--- Brief ---
Find the word "October" in the listing; pull out each line holding it.

[Records from a data source]
·····

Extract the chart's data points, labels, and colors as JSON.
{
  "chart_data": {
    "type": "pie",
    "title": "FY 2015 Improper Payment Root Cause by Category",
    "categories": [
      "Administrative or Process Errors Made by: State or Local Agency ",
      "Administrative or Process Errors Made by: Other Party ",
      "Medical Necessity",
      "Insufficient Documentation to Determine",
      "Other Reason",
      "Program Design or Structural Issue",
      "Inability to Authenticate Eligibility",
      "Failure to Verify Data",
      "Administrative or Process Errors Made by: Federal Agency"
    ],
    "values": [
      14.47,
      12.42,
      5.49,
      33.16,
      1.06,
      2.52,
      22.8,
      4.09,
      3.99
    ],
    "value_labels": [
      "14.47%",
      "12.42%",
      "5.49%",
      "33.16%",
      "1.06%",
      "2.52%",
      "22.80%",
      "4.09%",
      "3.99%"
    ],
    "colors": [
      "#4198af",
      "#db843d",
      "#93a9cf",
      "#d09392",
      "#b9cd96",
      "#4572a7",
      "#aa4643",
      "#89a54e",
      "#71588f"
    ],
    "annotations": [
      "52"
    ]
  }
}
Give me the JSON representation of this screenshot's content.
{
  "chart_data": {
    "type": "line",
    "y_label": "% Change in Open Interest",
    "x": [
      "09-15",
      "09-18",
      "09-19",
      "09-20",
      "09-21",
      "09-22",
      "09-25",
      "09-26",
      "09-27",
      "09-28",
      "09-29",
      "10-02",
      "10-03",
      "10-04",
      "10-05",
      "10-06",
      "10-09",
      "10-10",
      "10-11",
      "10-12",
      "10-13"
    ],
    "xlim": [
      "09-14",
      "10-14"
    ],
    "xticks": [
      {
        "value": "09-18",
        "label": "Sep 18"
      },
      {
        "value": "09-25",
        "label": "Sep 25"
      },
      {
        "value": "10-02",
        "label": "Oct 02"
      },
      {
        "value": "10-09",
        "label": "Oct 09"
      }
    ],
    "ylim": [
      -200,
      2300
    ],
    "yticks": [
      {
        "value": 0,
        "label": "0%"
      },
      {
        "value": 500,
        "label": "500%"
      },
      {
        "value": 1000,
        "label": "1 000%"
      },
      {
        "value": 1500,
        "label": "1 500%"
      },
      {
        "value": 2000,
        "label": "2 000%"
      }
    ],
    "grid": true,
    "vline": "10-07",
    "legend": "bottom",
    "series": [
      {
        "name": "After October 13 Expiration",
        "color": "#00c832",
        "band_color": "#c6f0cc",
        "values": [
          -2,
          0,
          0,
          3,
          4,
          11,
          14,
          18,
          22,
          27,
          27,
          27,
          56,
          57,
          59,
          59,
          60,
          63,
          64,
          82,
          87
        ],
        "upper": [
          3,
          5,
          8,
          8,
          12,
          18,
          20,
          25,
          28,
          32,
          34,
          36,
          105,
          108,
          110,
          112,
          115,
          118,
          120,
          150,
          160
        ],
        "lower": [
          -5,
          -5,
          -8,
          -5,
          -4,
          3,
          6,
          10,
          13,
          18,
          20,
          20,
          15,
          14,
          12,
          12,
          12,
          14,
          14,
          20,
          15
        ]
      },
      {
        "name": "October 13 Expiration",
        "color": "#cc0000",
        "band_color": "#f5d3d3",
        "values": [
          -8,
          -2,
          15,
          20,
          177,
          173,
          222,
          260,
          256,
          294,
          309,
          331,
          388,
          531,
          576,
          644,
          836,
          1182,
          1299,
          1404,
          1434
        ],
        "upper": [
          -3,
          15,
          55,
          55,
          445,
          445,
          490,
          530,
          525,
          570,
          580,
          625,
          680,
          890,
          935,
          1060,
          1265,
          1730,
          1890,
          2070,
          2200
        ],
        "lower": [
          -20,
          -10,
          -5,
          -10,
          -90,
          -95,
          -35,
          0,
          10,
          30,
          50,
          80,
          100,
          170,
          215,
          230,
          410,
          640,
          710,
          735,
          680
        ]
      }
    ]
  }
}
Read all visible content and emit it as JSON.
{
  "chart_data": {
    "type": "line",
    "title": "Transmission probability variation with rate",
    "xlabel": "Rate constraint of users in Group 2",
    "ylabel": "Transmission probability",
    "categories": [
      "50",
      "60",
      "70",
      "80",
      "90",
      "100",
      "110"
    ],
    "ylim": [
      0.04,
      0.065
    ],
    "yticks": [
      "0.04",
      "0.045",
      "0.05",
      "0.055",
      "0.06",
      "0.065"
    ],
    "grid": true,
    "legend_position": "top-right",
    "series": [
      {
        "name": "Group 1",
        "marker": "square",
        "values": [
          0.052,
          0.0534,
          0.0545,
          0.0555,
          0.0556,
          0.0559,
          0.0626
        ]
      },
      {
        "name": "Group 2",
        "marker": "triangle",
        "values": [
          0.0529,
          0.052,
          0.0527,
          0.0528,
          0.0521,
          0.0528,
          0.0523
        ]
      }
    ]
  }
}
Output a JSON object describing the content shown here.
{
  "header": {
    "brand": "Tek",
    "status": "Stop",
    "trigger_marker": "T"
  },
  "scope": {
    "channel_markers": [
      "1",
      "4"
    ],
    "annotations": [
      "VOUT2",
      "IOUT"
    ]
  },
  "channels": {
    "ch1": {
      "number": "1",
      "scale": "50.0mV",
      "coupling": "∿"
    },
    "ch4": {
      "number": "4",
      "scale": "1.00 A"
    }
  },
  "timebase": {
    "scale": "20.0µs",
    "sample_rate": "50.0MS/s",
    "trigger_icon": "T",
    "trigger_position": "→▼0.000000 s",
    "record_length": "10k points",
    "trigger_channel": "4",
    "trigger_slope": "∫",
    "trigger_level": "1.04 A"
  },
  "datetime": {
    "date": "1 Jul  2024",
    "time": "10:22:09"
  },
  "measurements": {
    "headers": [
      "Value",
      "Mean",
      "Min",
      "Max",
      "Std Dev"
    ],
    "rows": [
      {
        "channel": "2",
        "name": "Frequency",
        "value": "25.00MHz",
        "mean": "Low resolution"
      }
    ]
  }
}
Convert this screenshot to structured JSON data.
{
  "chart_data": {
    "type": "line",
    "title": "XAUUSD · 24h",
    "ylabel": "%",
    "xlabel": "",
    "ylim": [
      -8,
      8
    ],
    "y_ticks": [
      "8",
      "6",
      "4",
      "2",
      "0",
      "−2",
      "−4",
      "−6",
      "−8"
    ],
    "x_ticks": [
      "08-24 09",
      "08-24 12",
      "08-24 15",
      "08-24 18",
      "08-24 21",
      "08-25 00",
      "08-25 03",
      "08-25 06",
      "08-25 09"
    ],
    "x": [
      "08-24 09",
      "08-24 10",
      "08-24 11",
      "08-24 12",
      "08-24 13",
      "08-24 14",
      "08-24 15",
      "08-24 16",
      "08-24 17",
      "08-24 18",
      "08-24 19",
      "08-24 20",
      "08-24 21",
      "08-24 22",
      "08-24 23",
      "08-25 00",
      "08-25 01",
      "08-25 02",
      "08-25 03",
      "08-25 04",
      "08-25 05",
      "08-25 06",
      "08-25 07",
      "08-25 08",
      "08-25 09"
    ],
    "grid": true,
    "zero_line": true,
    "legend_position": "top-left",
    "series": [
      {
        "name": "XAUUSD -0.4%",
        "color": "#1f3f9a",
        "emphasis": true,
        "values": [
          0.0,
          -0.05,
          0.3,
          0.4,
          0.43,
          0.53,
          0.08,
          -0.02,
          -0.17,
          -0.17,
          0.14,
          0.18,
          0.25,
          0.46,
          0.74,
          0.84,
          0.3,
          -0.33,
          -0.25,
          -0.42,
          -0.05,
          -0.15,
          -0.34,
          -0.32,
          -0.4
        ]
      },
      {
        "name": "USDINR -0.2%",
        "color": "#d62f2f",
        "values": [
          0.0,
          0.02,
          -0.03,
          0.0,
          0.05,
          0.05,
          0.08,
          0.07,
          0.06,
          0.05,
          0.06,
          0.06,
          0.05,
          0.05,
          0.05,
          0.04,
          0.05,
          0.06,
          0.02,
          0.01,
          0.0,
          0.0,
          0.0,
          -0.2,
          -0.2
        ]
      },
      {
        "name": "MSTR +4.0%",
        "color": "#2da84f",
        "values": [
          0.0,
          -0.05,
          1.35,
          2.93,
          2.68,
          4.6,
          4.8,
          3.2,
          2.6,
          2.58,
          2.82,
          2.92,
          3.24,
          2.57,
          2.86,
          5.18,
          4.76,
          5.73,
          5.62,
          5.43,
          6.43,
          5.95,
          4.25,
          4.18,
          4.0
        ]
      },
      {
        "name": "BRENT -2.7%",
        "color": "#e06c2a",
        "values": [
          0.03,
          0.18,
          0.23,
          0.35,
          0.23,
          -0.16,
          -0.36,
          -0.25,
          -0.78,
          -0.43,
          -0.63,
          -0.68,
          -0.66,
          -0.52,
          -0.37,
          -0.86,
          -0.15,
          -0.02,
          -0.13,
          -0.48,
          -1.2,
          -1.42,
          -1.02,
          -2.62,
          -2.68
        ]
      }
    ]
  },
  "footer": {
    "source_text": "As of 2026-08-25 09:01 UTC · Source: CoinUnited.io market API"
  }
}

·····

--- Solved problem ---
        "name": "After October 13 Expiration",
        "name": "October 13 Expiration",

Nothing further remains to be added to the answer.